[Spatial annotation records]

===

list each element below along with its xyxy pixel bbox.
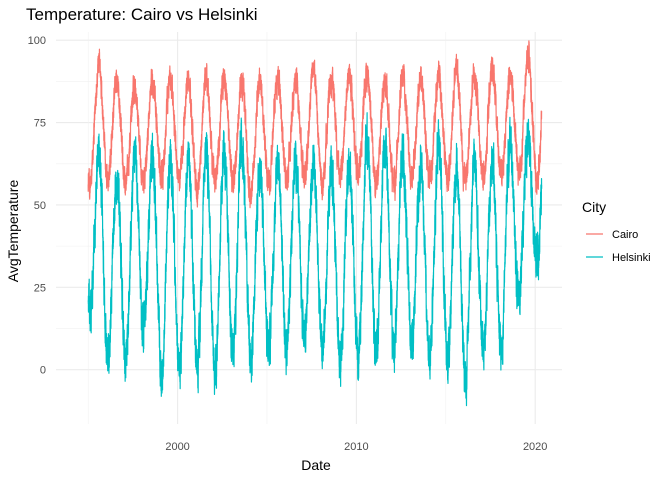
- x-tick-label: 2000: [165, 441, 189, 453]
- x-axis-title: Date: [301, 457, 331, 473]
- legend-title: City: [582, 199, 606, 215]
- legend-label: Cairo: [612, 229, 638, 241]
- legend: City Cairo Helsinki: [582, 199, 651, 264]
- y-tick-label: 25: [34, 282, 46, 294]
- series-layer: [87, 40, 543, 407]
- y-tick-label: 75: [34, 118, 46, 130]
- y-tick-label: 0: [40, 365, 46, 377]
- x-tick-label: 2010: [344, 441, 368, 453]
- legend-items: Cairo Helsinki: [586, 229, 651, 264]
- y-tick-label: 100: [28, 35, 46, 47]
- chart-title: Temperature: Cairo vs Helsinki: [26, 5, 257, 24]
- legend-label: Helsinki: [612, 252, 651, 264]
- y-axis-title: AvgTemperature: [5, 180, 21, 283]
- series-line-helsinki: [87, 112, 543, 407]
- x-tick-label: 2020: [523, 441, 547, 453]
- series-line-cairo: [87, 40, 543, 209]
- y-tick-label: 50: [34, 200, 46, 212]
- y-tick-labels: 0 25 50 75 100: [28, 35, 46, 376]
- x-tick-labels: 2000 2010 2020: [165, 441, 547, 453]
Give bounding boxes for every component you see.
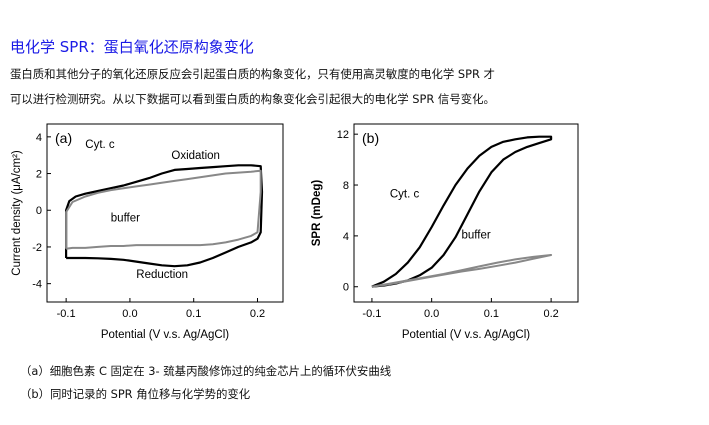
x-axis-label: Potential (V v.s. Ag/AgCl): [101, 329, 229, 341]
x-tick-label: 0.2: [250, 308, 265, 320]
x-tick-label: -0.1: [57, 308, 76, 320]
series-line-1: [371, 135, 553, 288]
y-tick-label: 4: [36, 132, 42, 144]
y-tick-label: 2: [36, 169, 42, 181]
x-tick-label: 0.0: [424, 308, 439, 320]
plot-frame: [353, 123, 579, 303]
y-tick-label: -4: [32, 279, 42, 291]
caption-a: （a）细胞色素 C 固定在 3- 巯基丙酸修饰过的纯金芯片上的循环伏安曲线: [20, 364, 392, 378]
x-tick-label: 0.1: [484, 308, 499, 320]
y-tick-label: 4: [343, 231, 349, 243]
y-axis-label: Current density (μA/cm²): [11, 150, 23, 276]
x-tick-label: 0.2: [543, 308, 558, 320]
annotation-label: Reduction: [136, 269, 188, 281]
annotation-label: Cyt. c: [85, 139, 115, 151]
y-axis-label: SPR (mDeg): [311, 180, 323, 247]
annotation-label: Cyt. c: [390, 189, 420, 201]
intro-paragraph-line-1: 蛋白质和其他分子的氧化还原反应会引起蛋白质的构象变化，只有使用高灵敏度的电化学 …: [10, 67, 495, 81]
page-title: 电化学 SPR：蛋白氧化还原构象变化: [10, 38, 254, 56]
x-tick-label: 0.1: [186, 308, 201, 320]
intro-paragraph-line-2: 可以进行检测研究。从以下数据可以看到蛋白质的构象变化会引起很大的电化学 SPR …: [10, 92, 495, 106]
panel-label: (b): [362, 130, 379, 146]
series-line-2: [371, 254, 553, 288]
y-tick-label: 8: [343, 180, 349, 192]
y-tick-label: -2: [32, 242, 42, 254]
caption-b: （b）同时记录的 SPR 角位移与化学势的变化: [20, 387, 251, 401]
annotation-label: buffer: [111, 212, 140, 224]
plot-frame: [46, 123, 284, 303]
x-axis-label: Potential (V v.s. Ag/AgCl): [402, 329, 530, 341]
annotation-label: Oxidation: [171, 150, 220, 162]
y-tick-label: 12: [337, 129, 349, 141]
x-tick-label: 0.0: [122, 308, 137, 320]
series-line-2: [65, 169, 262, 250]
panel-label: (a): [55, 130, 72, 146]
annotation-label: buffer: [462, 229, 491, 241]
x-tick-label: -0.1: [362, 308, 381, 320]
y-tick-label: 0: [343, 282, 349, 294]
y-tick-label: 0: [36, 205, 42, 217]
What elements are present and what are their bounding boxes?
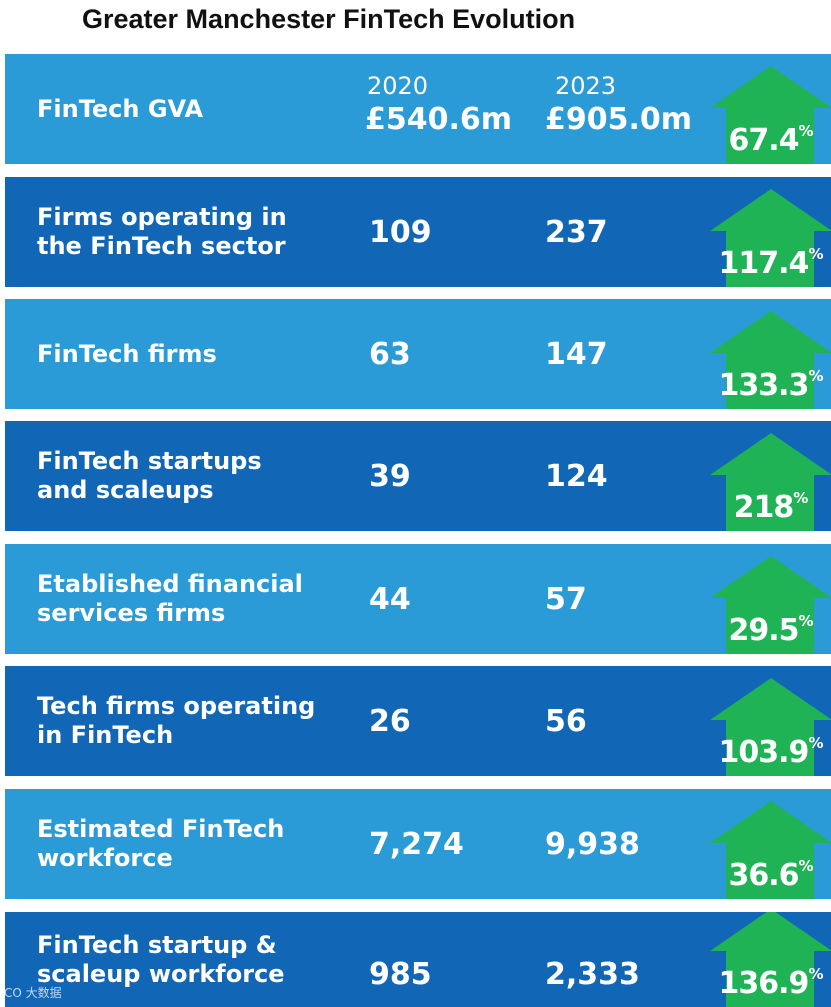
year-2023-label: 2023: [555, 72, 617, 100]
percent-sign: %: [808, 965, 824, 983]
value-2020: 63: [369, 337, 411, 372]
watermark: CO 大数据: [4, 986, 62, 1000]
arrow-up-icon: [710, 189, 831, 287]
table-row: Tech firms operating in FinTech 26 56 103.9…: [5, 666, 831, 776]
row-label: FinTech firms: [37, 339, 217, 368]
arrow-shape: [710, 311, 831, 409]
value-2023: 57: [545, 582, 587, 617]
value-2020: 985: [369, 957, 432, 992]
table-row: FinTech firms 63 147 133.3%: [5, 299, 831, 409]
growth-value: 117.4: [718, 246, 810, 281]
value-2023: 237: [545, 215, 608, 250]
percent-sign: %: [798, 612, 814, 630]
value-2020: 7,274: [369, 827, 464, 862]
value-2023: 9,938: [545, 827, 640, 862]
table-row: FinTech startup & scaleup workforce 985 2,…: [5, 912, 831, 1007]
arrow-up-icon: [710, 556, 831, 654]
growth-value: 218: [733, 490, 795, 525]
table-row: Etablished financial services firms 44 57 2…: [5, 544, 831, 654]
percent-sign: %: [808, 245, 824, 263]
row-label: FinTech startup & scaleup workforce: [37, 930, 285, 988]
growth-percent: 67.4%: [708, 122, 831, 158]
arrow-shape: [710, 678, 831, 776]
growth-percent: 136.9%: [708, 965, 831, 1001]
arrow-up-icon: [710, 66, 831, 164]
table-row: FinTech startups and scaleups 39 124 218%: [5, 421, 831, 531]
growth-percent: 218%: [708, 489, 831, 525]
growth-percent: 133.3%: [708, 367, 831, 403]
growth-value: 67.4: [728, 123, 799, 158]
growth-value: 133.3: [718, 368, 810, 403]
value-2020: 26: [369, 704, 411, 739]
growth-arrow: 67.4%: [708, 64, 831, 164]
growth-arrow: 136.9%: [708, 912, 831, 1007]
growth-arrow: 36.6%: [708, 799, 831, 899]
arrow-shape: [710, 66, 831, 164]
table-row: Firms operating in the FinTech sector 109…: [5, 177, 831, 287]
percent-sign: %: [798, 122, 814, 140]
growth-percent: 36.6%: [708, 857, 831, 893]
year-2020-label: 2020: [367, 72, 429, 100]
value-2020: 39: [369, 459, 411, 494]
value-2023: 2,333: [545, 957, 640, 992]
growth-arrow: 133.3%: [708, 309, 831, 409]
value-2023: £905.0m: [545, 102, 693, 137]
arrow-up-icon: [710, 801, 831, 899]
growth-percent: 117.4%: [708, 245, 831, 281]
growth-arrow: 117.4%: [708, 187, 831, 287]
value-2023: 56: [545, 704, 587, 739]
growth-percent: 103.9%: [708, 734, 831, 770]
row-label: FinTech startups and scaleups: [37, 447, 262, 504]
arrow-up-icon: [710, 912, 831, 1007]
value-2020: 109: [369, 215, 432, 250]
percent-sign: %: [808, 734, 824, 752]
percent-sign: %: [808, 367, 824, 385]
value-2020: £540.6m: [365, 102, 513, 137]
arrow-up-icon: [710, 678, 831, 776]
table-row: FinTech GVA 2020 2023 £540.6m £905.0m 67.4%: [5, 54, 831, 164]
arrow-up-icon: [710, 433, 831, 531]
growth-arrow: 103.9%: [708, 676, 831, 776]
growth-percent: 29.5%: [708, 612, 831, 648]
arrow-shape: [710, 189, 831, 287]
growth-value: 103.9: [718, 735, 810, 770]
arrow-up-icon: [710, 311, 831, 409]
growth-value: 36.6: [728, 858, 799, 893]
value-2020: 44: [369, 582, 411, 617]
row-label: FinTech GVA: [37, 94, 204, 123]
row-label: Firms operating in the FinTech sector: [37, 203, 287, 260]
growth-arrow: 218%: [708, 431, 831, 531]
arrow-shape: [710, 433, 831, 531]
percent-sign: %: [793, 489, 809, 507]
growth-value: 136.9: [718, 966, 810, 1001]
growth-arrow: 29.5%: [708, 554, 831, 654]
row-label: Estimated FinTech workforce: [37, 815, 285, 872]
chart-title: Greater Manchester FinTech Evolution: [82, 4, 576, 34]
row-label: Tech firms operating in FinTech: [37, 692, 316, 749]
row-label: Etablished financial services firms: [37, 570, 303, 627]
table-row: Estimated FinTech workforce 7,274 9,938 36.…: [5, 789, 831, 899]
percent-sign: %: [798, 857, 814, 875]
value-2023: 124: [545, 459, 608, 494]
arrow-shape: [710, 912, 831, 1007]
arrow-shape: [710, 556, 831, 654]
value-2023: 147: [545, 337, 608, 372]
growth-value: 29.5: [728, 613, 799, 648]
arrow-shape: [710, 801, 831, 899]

===

**WHAT THE EXERCISE ASKS:**
Starting at the line containing "year-2023-label: 2023: [555, 72, 617, 100]" and ending at the line containing "value-2020: 985: [369, 957, 432, 992]", reproduce those lines of the records with "arrow-shape" replaced by "arrow-graphic" and nothing else changed.

**SOLUTION FOR THIS TASK:**
year-2023-label: 2023: [555, 72, 617, 100]
percent-sign: %: [808, 965, 824, 983]
value-2020: 63: [369, 337, 411, 372]
watermark: CO 大数据: [4, 986, 62, 1000]
arrow-up-icon: [710, 189, 831, 287]
table-row: Tech firms operating in FinTech 26 56 103.9…: [5, 666, 831, 776]
row-label: FinTech firms: [37, 339, 217, 368]
arrow-graphic: [710, 311, 831, 409]
value-2023: 57: [545, 582, 587, 617]
value-2020: 985: [369, 957, 432, 992]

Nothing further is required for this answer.